(Stored data)
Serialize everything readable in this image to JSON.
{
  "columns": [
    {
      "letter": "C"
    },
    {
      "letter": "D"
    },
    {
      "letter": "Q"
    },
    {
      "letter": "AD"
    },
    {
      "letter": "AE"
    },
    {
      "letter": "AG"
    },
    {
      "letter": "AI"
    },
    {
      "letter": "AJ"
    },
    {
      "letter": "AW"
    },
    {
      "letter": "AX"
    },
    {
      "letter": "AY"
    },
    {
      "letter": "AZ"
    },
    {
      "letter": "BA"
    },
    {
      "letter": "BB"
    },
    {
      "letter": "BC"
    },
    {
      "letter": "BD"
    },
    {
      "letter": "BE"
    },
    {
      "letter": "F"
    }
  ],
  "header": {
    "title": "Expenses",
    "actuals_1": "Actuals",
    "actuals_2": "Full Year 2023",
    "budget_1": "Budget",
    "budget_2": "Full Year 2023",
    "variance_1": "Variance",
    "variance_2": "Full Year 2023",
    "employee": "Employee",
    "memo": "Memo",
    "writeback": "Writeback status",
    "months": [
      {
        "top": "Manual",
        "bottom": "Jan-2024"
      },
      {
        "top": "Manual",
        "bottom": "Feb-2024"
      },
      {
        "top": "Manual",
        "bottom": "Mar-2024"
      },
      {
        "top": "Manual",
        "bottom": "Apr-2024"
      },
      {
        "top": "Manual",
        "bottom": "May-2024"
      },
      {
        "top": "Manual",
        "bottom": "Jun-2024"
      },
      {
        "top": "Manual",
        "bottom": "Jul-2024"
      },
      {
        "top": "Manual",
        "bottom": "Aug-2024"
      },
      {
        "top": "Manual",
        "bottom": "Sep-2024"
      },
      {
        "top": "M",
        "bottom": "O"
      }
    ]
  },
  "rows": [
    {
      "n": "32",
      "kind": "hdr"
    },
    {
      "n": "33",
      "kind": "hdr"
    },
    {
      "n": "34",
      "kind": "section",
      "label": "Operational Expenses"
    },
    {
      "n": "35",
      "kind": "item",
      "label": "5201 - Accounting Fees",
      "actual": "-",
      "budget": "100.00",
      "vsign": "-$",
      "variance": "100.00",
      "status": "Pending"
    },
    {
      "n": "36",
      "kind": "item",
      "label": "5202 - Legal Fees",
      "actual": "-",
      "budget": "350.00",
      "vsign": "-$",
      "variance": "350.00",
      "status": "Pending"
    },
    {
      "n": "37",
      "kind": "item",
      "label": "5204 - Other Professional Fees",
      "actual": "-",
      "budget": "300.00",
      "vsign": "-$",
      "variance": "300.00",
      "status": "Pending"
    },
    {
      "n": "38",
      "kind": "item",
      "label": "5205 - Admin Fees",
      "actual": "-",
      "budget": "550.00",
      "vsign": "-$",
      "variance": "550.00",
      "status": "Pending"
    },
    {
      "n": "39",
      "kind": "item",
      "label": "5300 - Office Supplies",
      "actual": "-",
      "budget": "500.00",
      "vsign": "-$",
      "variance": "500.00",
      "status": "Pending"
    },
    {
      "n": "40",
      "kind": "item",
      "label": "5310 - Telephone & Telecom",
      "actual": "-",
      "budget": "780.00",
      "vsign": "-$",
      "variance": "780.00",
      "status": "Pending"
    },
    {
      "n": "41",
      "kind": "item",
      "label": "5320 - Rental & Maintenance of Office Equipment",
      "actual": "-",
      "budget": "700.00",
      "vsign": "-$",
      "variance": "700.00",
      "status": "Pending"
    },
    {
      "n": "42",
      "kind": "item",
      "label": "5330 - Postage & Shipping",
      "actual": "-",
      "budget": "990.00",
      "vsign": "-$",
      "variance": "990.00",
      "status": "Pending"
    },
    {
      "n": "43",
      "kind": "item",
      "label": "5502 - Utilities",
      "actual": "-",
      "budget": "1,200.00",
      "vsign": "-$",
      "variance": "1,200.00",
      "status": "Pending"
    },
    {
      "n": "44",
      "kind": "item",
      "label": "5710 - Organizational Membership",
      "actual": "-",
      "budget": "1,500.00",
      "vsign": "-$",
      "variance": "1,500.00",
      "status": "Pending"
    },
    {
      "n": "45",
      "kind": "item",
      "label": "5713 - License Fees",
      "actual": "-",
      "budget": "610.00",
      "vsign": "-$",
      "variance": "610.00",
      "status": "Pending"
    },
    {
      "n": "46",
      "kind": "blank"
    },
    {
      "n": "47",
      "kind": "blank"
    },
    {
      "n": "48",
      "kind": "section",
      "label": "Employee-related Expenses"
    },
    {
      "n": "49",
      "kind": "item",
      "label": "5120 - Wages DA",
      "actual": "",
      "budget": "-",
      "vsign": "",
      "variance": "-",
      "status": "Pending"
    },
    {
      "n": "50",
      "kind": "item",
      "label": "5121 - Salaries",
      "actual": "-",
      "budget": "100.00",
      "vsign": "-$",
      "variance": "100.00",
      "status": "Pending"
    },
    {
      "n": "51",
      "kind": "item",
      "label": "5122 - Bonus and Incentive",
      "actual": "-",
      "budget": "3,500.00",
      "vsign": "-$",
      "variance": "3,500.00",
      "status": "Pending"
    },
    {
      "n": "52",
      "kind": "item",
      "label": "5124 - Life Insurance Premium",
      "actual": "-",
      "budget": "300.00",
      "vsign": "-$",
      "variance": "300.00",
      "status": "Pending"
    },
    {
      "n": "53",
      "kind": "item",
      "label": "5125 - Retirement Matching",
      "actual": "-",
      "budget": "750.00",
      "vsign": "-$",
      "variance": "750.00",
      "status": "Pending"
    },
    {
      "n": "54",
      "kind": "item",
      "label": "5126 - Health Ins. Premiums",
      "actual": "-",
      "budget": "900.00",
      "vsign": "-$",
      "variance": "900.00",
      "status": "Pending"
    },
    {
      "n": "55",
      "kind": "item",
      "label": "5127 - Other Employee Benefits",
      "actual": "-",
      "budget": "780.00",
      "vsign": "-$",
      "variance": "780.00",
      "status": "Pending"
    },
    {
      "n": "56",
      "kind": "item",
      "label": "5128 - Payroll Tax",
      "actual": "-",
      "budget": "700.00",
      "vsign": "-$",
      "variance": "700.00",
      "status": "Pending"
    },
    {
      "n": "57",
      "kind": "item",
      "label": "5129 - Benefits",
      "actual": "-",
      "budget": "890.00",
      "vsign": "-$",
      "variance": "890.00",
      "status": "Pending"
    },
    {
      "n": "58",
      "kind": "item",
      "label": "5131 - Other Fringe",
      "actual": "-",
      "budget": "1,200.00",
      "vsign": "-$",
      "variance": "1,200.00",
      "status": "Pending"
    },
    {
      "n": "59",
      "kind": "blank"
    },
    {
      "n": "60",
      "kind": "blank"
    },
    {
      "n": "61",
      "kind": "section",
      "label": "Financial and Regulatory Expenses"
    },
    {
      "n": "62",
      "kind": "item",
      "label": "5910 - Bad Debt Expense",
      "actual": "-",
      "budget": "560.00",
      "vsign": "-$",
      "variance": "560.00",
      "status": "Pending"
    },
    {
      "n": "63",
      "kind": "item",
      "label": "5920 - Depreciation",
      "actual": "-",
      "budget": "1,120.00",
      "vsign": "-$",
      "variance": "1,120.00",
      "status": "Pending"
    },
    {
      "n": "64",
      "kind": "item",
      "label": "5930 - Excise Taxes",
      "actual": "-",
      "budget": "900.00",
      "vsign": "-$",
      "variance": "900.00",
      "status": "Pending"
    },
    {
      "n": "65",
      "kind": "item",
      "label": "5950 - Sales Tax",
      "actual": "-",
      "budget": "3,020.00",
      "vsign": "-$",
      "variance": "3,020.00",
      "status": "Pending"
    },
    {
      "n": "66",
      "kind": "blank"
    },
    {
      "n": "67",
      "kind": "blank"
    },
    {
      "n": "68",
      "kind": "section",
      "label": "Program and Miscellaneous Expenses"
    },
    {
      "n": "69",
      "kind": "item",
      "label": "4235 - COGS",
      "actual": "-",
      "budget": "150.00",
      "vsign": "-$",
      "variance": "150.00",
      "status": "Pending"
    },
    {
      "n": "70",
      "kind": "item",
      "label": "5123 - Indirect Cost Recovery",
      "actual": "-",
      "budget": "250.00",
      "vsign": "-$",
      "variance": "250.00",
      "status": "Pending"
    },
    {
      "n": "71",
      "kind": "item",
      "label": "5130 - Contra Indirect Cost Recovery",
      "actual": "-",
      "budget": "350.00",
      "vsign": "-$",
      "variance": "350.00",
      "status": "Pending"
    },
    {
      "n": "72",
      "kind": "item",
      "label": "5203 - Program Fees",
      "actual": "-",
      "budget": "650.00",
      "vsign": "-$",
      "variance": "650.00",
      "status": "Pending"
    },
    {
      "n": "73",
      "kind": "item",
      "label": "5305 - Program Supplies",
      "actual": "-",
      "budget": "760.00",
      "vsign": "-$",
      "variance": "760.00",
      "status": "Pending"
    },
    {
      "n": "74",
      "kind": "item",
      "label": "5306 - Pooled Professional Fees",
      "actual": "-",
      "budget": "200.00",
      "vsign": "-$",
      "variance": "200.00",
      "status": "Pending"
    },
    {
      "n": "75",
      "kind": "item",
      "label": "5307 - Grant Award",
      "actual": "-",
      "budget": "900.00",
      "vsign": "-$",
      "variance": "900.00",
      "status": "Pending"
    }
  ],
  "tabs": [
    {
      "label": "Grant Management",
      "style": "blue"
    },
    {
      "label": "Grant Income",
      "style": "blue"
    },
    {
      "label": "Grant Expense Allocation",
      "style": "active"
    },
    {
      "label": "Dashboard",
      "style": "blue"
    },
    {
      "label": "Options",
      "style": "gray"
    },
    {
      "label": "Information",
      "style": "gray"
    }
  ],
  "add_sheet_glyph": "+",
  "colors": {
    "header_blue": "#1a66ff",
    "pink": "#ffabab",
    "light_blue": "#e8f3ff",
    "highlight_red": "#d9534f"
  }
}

**TASK DIRECTIONS:** Look through the entries above for the word "Grant". Copy every line where it shows up.

**SOLUTION:**
      "label": "5307 - Grant Award",
      "label": "Grant Management",
      "label": "Grant Income",
      "label": "Grant Expense Allocation",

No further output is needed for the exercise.